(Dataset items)
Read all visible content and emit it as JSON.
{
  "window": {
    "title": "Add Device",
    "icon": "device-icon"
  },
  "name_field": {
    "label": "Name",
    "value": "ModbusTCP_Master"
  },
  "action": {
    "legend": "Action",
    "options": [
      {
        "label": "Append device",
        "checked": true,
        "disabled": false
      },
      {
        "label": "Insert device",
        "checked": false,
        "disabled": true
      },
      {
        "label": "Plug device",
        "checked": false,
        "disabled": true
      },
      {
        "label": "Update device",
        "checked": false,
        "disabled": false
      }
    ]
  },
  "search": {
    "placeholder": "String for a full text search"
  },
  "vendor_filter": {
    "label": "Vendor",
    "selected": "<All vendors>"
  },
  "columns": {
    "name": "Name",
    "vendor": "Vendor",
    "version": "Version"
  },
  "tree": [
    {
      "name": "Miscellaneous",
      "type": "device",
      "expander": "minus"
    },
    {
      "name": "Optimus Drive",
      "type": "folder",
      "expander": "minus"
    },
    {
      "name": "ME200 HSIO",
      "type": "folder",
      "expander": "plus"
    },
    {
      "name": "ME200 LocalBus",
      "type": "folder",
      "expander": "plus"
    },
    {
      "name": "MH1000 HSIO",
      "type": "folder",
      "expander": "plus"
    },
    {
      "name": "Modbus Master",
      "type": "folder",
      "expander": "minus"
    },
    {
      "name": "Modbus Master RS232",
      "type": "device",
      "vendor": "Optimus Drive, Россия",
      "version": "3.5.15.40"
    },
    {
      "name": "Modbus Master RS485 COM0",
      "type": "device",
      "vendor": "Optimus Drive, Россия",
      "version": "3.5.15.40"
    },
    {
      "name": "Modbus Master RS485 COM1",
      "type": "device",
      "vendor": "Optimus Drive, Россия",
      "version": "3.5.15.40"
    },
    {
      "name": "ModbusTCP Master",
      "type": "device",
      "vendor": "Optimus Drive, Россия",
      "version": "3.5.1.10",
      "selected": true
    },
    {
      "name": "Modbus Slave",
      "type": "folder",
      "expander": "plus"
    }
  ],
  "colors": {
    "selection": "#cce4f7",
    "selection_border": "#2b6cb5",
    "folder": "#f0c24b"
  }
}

GIVEN EXERCISE -> Give nothing but the count of lines in the listing above that hold the string "true".

EXERCISE RESPONSE -> 4